[READING PASSAGE]
****************************************
Turns out, a lot of times when you think you’re being greedy when others are fearful, you’re actually just being dumb when others are smart.

I bought GoPro at $52 per share, and pretty much instantly regretted it. As I watched the money leave my bank account I realized I didn’t know anything about their business, I didn’t own one of their cameras (hadn’t even used one, honestly), and the only reason I bought the stock was because a random friend liked their surfing videos. Call it “post investment clarity.”

Over the next few weeks, my investment kept shrinking. Of course it did. I didn’t want to sell for a loss, but had no faith it would rebound. I was paralyzed and avoided thinking about it, like a stack of dirty dishes, which only made the problem worse.

Then, a miracle: the stock bounced back to $52—no idea why—and I was able to sell for a small profit. I was free.

Shortly thereafter, GoPro crashed for good.

So what does this harrowing tale have to do with Peloton, you might be wondering? 

Well, I’m now older and theoretically wiser, but I just bought the dip of a consumer hardware company on the theory that content and community can provide it a bulwark against commoditization.

But screw it, this time could be different!

Why I Bought $PTON

I think of Peloton as something like an angel investment—but liquid from day one, and with limited downside. Despite the fact that they are a public company with billions in revenue, an investment today is basically a “team and dream” bet. Peloton is embarking on a new journey led by a new CEO that promises to fundamentally reshape the company.

At the highest level, this is what’s happening:

  • The revenue is moving from one-off hardware sales to recurring subscriptions
  • The content is moving from in-house only to a more open platform (I wrote in detail about this last month)
****************************************
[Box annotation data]
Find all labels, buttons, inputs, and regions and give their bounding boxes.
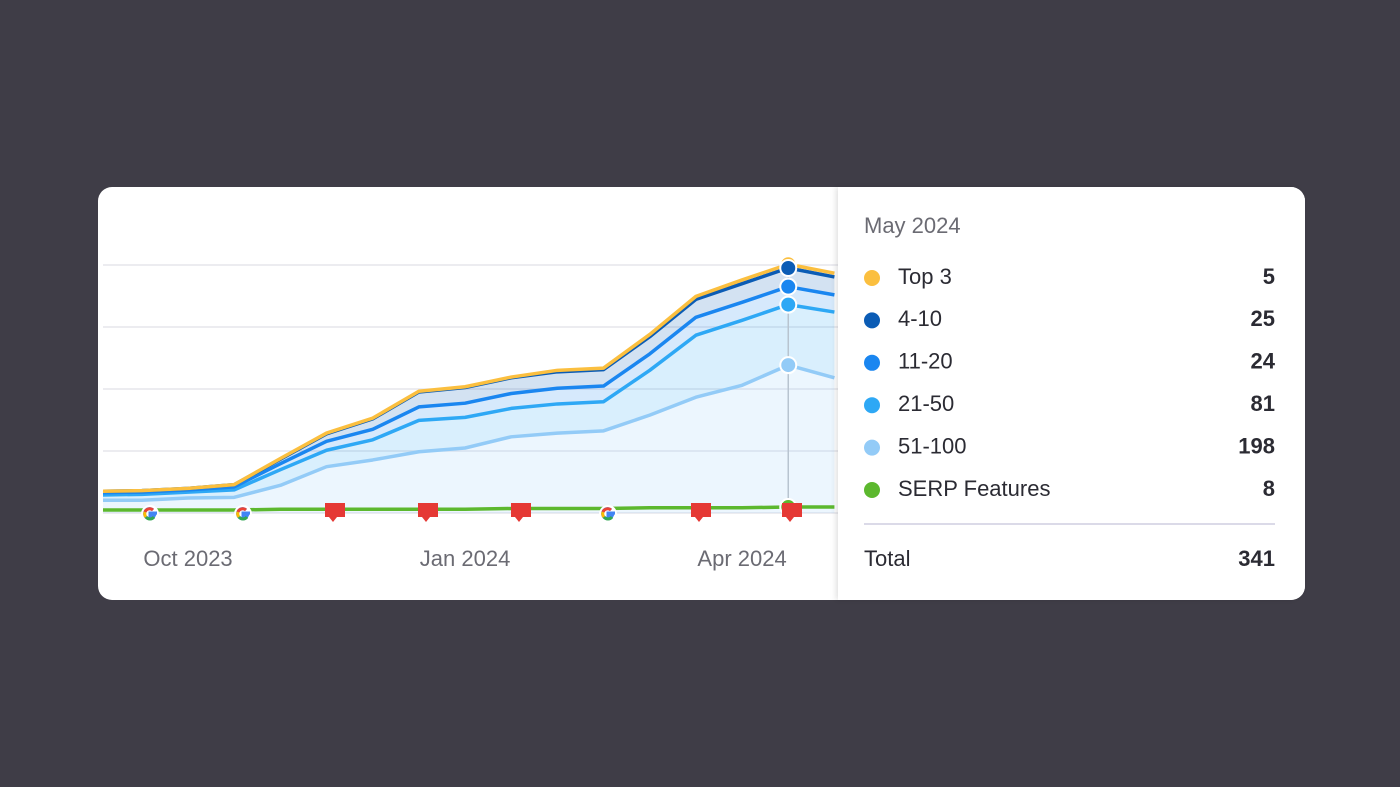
- hover-dot: [779, 258, 798, 277]
- area-band: [103, 267, 835, 493]
- series-line: [103, 363, 835, 503]
- area-band: [103, 304, 835, 501]
- note-flag: [325, 503, 345, 522]
- legend-label: 51-100: [898, 433, 967, 458]
- x-tick-label: Jan 2024: [420, 546, 511, 571]
- area-band: [103, 365, 835, 513]
- x-tick-label: Apr 2024: [697, 546, 786, 571]
- area-band: [103, 286, 835, 495]
- plot-area: [103, 255, 838, 517]
- note-flag: [418, 503, 438, 522]
- hover-dot: [779, 356, 798, 375]
- legend-label: SERP Features: [898, 476, 1050, 501]
- hover-dot: [779, 295, 798, 314]
- legend-dot: [864, 354, 880, 371]
- google-update-icon: [234, 505, 252, 523]
- series-line: [103, 505, 835, 512]
- note-flag: [511, 503, 531, 522]
- tooltip-value: 8: [1263, 476, 1275, 501]
- total-label: Total: [864, 546, 910, 571]
- hover-dot: [779, 277, 798, 296]
- tooltip-value: 198: [1238, 433, 1275, 458]
- legend-label: Top 3: [898, 264, 952, 289]
- note-flag: [691, 503, 711, 522]
- legend-dot: [864, 439, 880, 456]
- tooltip-value: 5: [1263, 264, 1275, 289]
- google-update-icon: [141, 505, 159, 523]
- x-axis: Oct 2023 Jan 2024 Apr 2024: [143, 546, 786, 571]
- total-value: 341: [1238, 546, 1275, 571]
- google-update-icon: [599, 505, 617, 523]
- note-flag: [782, 503, 802, 522]
- legend-dot: [864, 270, 880, 286]
- x-tick-label: Oct 2023: [143, 546, 232, 571]
- legend-dot: [864, 482, 880, 498]
- tooltip: May 2024 Top 3 5 4-10 25 11-20 24 21-50 81 51-10…: [838, 187, 1305, 600]
- series-line: [103, 262, 835, 493]
- tooltip-value: 24: [1251, 349, 1276, 374]
- series-line: [103, 284, 835, 495]
- event-markers: [141, 503, 802, 523]
- tooltip-value: 81: [1251, 391, 1275, 416]
- legend-label: 21-50: [898, 391, 954, 416]
- legend-label: 4-10: [898, 306, 942, 331]
- tooltip-title: May 2024: [864, 213, 961, 238]
- legend-label: 11-20: [898, 349, 953, 374]
- tooltip-value: 25: [1251, 306, 1275, 331]
- legend-dot: [864, 397, 880, 414]
- legend-dot: [864, 312, 880, 329]
- series-line: [103, 302, 835, 497]
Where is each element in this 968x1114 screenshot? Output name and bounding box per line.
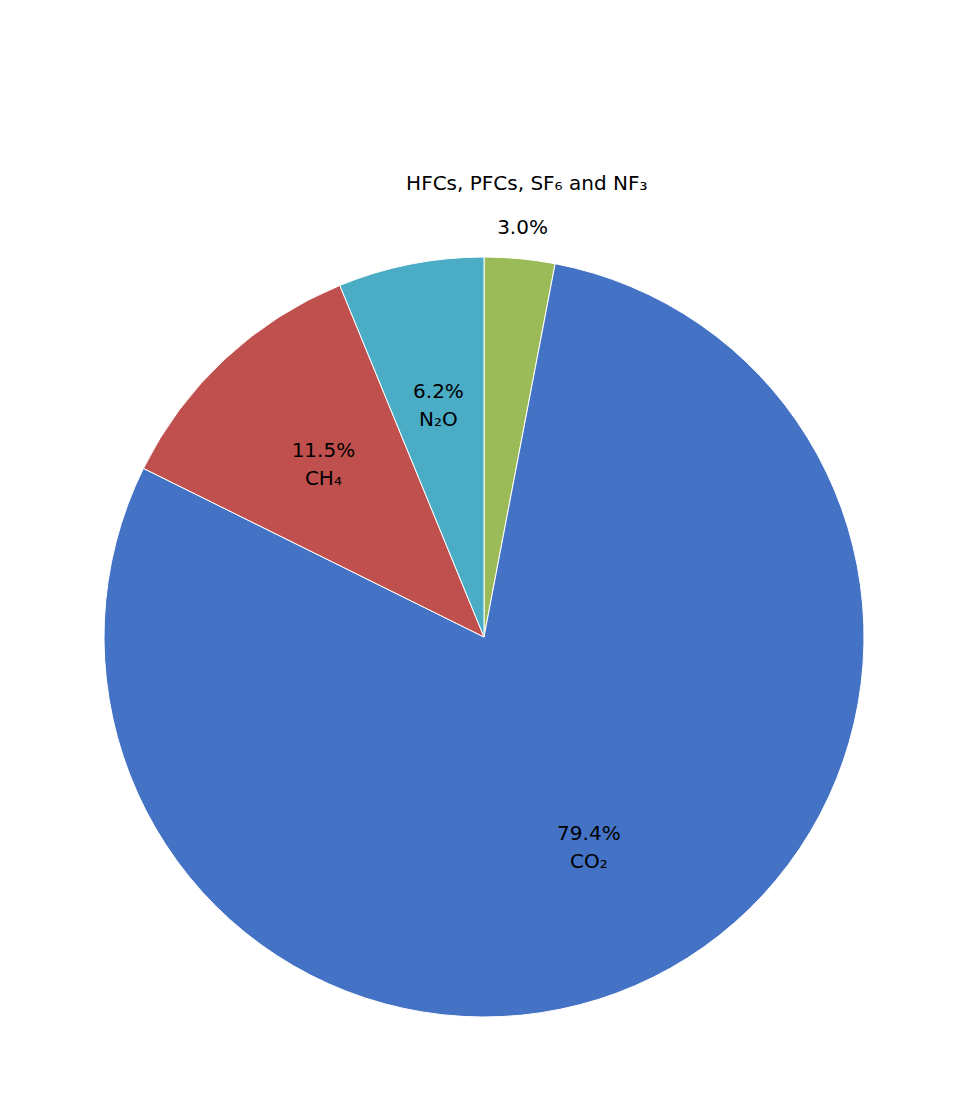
data-label: 79.4%	[557, 821, 621, 845]
category-label: N₂O	[419, 407, 458, 431]
chart: 3.0% HFCs, PFCs, SF₆ and NF₃ 79.4% CO₂ 11.5%…	[0, 0, 968, 1114]
pie-slice	[340, 257, 484, 637]
category-label: CO₂	[570, 849, 608, 873]
pie	[104, 257, 864, 1017]
data-label: 3.0%	[497, 215, 548, 239]
data-label: 6.2%	[413, 379, 464, 403]
data-label: 11.5%	[292, 438, 356, 462]
category-label: HFCs, PFCs, SF₆ and NF₃	[406, 171, 647, 195]
category-label: CH₄	[305, 466, 342, 490]
labels: 3.0% HFCs, PFCs, SF₆ and NF₃ 79.4% CO₂ 11.5%…	[292, 171, 648, 874]
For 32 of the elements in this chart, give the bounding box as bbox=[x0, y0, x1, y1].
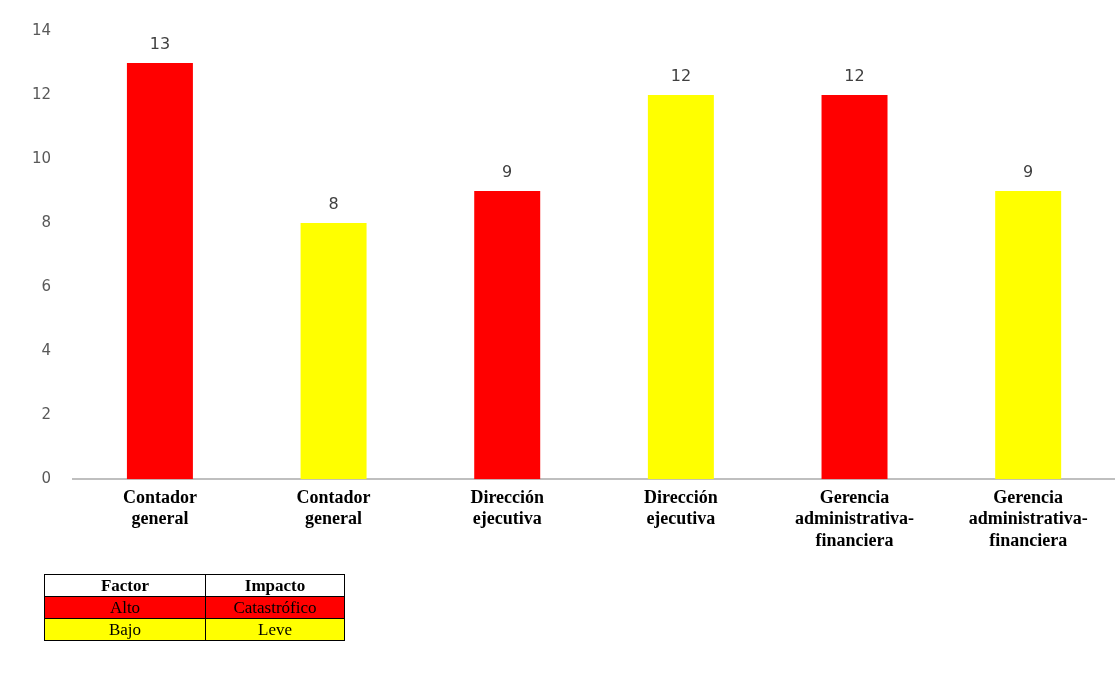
text: Leve bbox=[205, 618, 345, 641]
bar bbox=[300, 223, 367, 480]
bar bbox=[821, 95, 888, 480]
data-label: 12 bbox=[670, 66, 692, 86]
y-tick-label: 2 bbox=[41, 405, 52, 424]
data-label: 9 bbox=[1023, 162, 1034, 182]
y-tick-label: 14 bbox=[31, 20, 52, 39]
data-label: 12 bbox=[844, 66, 865, 86]
x-tick-label: Dirección ejecutiva bbox=[644, 486, 718, 529]
y-tick-label: 8 bbox=[41, 212, 52, 231]
text: Alto bbox=[44, 596, 206, 619]
x-tick-label: Gerencia administrativa-financiera bbox=[968, 486, 1088, 550]
y-tick-label: 6 bbox=[41, 277, 52, 295]
x-tick-label: Contador general bbox=[296, 486, 371, 529]
x-tick-label: Contador general bbox=[122, 486, 197, 529]
x-tick-label: Gerencia administrativa-financiera bbox=[795, 486, 915, 550]
y-tick-label: 12 bbox=[31, 84, 52, 103]
y-tick-label: 10 bbox=[31, 148, 52, 167]
text: Impacto bbox=[205, 574, 345, 597]
data-label: 13 bbox=[149, 34, 171, 54]
data-label: 9 bbox=[502, 162, 513, 182]
bar bbox=[647, 95, 714, 480]
data-label: 8 bbox=[328, 194, 339, 214]
bar bbox=[126, 63, 193, 480]
bar bbox=[995, 191, 1062, 480]
text: Factor bbox=[44, 574, 206, 597]
y-tick-label: 0 bbox=[41, 469, 52, 488]
text: Catastrófico bbox=[205, 596, 345, 619]
bar bbox=[474, 191, 541, 480]
y-tick-label: 4 bbox=[41, 341, 52, 360]
x-tick-label: Dirección ejecutiva bbox=[470, 486, 545, 529]
text: Bajo bbox=[44, 618, 206, 641]
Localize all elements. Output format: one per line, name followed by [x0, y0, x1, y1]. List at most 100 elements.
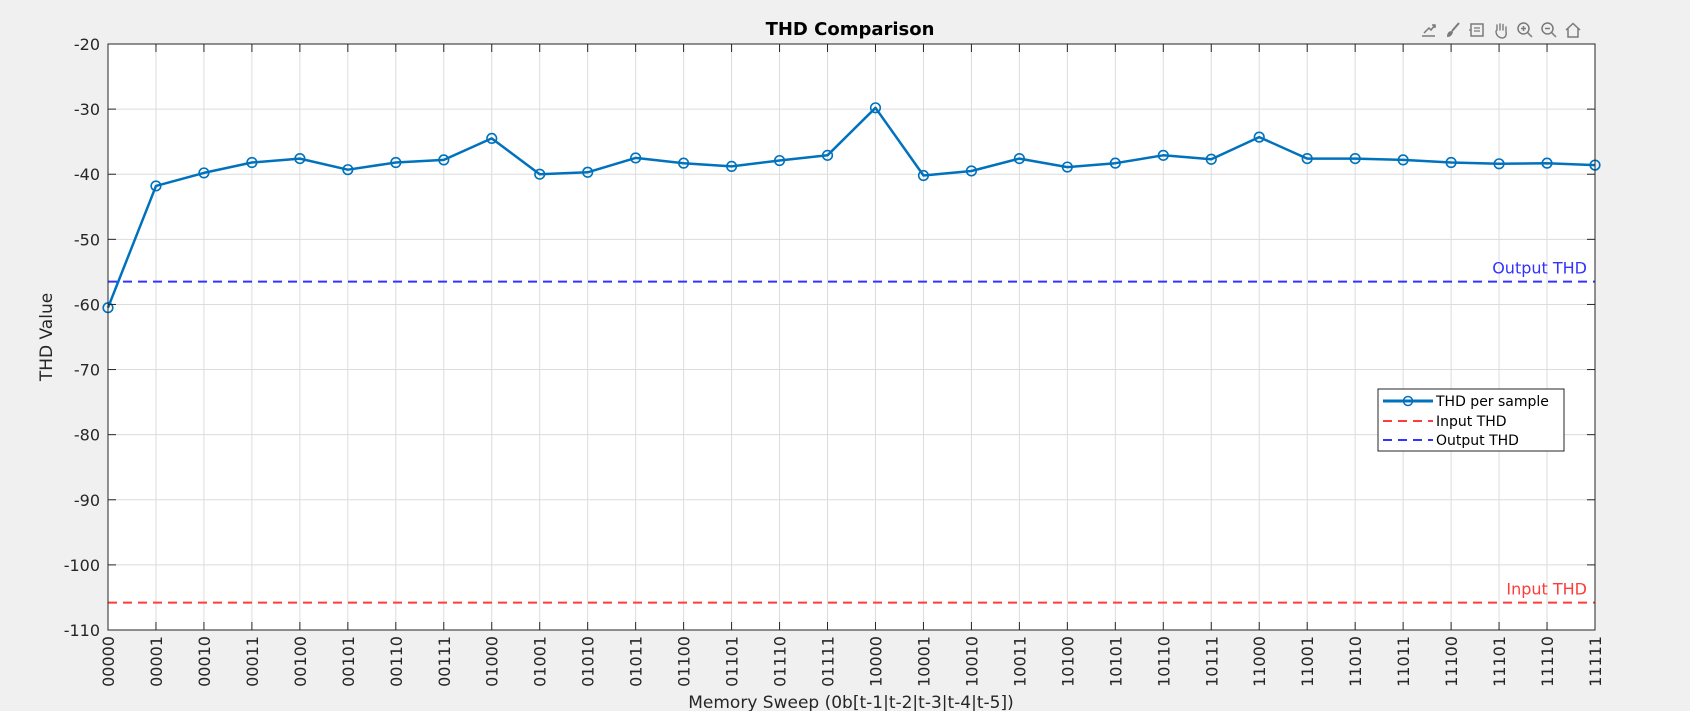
****************************************
[TASK A]
Answer these questions about the Peloton investment essay, giving each answer on its own line marked the same way:
(i) At what price per share did the writer buy GoPro stock?
(ii) What was the only reason the writer bought the GoPro stock?
(iii) What is Peloton's revenue moving from, and what is it moving to?
[TASK B] Write a continuation of the Peloton investment essay, starting right after its final bullet point about content moving to a more open platform.

[RESPONSE A]
(i) $52 per share.
(ii) A random friend liked GoPro's surfing videos.
(iii) From one-off hardware sales to recurring subscriptions.

[RESPONSE B]
  • The fitness modality is expanding beyond spinning to all types of workouts
  • The capital investment strategy is moving from mostly hardware-focused to mostly software- and content-focused

It’s a high stakes bet that will affect millions of Peloton users and determine the future of one of the largest and most interesting companies in fitness.

If you think it has a decent shot at working, as I do (we’ll go over why I feel this way in the next section), then now is probably a good time to make the bet. Thanks largely to their recent troubles and partially to an uncertain macro environment, Peloton is pretty damn cheap right now. Their current market value is $8.8 billion, but they had $4.1 billion in revenue in the past 12 months (a mere 2x multiple) and $1.2 billion in gross profit (7x multiple). It gets better. Their current valuation is just a 6.5x multiple of annualized subscription revenue alone. This is way out of range of most comparable growth-stage subscription businesses.

But just because a stock seems cheap doesn't mean it’s actually a good buy. (See GoPro above.) What interests me most about Peloton is their new strategy. 

I first started sniffing around Peloton when they fired their CEO last month and hired a new one, Barry McCarthy, who previously was the CFO at Spotify and Netflix. I wrote an essay unpacking what I thought they would do based on what McCarthy was saying in interviews at the time. I wasn’t sure if it would work or not, I just wanted to understand it.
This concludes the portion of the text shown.